From 41e691a12b8aea74945595b09092eb3e2bd60f72 Mon Sep 17 00:00:00 2001
From: Rowan Freeman <rowanfreeman@users.noreply.github.com>
Date: Sat, 3 Feb 2018 21:30:37 +1100
Subject: [PATCH] nft: add page (#1932)

---
 pages/linux/nft.md | 32 ++++++++++++++++++++++++++++++++
 1 file changed, 32 insertions(+)
 create mode 100644 pages/linux/nft.md

diff --git a/pages/linux/nft.md b/pages/linux/nft.md
new file mode 100644
index 0000000000..329cd5d310
--- /dev/null
+++ b/pages/linux/nft.md
@@ -0,0 +1,32 @@
+# nft
+
+> Allows configuration of tables, chains and rules provided by the Linux kernel firewall.
+> Nftables replaces iptables.
+
+- View current configuration:
+
+`sudo nft list ruleset`
+
+- Add a new table with family "inet" and table "filter":
+
+`sudo nft add table {{inet}} {{filter}}`
+
+- Add a new chain to accept all inbound traffic:
+
+`sudo nft add chain {{inet}} {{filter}} {{input}} \{ type {{filter}} hook {{input}} priority {{0}} \; policy {{accept}} \}`
+
+- Add a new rule to accept several TCP ports:
+
+`sudo nft add rule {{inet}} {{filter}} {{input}} {{tcp}} {{dport \{ telnet, ssh, http, https \} accept}}`
+
+- Show rule handles:
+
+`sudo nft --handle --numeric list chain {{family}} {{table}} {{chain}}`
+
+- Delete a rule:
+
+`sudo nft delete rule {{inet}} {{filter}} {{input}} handle {{3}}`
+
+- Save current configuration:
+
+`sudo nft list ruleset > {{/etc/nftables.conf}}`

- **Material supplied**:
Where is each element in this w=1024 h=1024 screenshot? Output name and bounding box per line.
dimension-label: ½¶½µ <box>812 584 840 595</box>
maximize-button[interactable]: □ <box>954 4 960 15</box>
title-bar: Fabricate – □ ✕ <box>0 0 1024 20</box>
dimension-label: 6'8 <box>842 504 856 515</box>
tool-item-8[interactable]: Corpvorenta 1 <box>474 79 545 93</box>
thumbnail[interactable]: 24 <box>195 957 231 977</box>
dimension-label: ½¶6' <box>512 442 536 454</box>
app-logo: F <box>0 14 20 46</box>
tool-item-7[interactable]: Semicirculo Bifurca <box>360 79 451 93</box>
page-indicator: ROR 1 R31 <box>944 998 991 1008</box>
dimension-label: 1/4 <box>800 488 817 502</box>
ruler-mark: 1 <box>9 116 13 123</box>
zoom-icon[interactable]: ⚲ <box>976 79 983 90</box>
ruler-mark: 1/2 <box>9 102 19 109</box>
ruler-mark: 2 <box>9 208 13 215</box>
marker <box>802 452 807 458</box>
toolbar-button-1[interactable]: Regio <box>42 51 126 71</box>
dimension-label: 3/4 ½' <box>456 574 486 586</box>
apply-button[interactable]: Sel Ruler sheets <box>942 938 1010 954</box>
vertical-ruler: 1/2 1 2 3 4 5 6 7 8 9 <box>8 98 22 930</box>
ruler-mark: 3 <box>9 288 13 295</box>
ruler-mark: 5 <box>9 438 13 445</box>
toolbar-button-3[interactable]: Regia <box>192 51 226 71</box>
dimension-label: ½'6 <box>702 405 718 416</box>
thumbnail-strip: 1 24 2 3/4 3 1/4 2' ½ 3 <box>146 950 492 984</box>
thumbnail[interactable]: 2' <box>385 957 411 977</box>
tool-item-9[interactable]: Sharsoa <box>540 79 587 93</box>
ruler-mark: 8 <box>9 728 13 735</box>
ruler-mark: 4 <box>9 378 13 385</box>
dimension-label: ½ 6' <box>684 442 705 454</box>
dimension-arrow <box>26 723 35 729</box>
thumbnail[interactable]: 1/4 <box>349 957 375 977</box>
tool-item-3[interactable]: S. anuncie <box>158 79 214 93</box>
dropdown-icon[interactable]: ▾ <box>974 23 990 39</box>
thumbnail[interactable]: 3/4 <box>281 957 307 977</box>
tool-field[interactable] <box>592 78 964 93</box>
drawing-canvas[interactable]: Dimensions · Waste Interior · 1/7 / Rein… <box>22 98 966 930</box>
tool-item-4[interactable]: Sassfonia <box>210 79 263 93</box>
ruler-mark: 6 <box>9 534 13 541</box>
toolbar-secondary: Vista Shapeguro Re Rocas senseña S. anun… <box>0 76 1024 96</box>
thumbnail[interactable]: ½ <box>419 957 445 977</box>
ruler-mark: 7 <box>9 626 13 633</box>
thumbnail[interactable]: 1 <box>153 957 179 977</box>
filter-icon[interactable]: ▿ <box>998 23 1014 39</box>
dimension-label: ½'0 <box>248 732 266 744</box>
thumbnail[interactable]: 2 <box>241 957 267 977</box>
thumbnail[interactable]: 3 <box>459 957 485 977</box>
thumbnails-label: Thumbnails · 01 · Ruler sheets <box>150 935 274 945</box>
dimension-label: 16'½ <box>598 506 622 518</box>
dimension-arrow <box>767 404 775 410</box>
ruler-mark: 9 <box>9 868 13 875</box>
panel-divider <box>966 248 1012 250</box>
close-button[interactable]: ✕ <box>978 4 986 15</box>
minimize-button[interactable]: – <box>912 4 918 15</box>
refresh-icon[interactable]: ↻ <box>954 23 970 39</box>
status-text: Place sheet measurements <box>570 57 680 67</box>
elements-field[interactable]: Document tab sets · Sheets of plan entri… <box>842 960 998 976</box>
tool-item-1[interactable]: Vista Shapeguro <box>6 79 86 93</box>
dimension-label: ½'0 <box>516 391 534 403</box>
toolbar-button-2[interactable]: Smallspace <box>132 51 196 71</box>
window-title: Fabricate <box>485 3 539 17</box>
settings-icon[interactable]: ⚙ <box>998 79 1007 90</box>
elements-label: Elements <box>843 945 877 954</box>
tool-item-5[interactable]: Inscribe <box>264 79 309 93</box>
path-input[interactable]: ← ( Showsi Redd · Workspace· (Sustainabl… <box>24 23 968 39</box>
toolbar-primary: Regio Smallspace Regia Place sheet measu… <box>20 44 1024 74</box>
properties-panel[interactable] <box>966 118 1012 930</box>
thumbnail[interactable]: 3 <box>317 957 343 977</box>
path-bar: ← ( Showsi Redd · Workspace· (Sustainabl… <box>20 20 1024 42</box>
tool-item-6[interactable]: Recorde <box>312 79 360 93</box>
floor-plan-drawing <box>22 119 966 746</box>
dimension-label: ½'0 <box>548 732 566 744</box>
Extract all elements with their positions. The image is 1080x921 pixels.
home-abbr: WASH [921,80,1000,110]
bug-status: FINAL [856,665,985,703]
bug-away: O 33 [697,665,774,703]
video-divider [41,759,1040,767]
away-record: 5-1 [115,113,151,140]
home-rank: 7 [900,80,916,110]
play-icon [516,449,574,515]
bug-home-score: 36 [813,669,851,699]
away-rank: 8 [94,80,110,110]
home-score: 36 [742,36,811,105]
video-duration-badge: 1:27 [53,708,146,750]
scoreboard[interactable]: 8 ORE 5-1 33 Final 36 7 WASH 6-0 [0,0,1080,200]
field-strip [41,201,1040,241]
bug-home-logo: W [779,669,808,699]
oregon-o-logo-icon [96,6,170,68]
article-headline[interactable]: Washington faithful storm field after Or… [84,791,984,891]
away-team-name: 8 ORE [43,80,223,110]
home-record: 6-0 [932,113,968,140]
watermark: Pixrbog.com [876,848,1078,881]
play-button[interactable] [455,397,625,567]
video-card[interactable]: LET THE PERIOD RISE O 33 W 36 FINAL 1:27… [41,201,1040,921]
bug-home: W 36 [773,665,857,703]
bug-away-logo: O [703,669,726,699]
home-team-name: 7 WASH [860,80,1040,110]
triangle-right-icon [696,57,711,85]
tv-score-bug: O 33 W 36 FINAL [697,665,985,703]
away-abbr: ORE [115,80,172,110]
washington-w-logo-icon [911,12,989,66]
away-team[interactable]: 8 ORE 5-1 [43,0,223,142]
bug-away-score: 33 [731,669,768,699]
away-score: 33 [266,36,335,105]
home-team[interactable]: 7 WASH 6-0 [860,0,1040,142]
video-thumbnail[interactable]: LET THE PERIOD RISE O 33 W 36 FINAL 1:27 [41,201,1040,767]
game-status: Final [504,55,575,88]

- **Using the information**:
1. Decide whether each statement below agrees with the nft patch. Answer yes or no, and quote the deciding words of the text.
(a) The patch changes a single file and adds 32 lines to it.
(b) The page says that iptables replaces nftables.
(c) The patch is dated 3 February 2018.
2. In the nft patch, which TCP ports does the rule-adding example accept?
3. Reproduce the portion of the nft patch starting with "From 41e691a12b8aea74945595b09092eb3e2bd60f72 Mon" and going on through "changed, 32 insertions(+)".

- **Expected outputs**:
1.
(a) Yes: "1 file changed, 32 insertions(+)"
(b) No: "Nftables replaces iptables."
(c) Yes: "Date: Sat, 3 Feb 2018 21:30:37 +1100"

2. Telnet, ssh, http, and https.

3.
From 41e691a12b8aea74945595b09092eb3e2bd60f72 Mon Sep 17 00:00:00 2001
From: Rowan Freeman <rowanfreeman@users.noreply.github.com>
Date: Sat, 3 Feb 2018 21:30:37 +1100
Subject: [PATCH] nft: add page (#1932)

---
 pages/linux/nft.md | 32 ++++++++++++++++++++++++++++++++
 1 file changed, 32 insertions(+)